**Given data:**

^^^^^^^^^^^^^^^^

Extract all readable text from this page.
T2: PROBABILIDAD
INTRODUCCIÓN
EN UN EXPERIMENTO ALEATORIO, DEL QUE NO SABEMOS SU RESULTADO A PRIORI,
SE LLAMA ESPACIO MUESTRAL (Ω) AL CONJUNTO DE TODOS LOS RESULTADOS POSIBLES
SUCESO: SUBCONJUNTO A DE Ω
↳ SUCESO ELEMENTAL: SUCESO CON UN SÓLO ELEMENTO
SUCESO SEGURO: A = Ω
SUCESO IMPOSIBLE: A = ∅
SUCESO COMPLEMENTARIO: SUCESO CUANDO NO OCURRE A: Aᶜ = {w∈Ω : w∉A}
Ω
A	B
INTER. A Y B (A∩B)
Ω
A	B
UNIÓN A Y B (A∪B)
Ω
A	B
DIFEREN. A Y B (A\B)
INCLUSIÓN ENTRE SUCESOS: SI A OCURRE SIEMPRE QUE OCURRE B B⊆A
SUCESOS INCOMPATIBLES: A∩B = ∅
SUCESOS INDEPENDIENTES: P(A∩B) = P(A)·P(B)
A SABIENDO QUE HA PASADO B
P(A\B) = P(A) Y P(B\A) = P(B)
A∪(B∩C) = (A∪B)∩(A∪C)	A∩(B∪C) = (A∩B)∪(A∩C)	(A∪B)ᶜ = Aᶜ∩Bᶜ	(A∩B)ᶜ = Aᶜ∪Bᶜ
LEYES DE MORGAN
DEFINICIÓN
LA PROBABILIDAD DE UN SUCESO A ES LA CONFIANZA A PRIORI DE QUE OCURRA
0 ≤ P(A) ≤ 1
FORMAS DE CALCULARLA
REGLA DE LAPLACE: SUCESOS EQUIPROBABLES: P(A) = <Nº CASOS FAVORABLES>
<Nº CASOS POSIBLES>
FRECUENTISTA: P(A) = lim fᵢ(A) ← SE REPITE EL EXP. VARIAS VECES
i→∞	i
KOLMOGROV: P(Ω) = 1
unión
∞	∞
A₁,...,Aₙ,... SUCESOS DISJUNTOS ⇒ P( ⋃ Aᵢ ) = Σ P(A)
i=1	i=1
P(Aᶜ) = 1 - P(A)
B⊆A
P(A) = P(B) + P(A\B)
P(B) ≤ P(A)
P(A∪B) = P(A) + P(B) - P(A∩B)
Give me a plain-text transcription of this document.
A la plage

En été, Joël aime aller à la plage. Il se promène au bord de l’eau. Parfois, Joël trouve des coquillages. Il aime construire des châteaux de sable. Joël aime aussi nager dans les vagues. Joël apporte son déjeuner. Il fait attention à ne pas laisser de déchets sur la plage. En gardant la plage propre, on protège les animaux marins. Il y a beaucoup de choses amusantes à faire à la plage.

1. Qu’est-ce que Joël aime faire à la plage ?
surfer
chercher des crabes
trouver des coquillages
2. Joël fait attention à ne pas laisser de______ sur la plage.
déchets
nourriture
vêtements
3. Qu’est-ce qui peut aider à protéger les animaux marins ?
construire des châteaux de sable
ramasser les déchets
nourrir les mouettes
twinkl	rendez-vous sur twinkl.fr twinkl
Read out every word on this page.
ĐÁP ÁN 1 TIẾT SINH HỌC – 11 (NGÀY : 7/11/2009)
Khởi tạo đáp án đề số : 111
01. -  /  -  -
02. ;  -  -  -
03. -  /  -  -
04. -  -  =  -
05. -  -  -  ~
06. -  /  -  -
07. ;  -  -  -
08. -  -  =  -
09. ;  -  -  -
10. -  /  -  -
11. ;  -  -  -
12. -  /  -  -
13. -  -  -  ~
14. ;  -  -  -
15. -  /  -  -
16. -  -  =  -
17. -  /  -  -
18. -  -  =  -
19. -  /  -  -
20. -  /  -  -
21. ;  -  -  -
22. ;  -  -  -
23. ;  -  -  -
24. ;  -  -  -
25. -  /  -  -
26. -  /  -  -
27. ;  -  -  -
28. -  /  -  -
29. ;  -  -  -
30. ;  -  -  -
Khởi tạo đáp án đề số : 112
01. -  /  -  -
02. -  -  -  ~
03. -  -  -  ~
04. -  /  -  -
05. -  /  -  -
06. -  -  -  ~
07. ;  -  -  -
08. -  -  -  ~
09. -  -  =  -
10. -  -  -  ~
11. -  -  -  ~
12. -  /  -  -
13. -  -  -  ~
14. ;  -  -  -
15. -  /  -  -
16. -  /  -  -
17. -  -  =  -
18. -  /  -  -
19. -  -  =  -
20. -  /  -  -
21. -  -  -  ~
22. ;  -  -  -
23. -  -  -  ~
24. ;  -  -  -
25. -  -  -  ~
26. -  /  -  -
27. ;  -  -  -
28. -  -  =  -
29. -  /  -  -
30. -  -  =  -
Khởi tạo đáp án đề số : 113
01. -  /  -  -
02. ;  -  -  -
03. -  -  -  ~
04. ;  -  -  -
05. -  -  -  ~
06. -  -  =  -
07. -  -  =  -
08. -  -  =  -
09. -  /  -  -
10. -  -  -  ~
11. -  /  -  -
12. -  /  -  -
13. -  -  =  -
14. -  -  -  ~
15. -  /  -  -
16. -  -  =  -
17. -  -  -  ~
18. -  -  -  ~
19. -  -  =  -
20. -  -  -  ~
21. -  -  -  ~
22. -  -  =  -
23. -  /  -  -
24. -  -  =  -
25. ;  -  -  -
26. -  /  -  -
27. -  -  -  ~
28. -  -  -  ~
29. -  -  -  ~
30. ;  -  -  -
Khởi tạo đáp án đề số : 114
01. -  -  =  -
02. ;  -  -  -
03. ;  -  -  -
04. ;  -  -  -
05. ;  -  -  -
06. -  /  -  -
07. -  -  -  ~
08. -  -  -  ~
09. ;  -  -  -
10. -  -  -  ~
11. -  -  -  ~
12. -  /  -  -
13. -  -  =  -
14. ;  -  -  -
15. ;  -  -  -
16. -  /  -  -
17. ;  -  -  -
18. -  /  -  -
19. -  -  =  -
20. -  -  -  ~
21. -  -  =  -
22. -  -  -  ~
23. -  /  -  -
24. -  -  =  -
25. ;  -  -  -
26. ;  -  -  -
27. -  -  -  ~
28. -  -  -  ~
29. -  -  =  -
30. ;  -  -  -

^^^^^^^^^^^^^^^^

**Task objective:** Report back each line of the entries that holds the string "construire".

**The result:**
En été, Joël aime aller à la plage. Il se promène au bord de l’eau. Parfois, Joël trouve des coquillages. Il aime construire des châteaux de sable. Joël aime aussi nager dans les vagues. Joël apporte son déjeuner. Il fait attention à ne pas laisser de déchets sur la plage. En gardant la plage propre, on protège les animaux marins. Il y a beaucoup de choses amusantes à faire à la plage.
construire des châteaux de sable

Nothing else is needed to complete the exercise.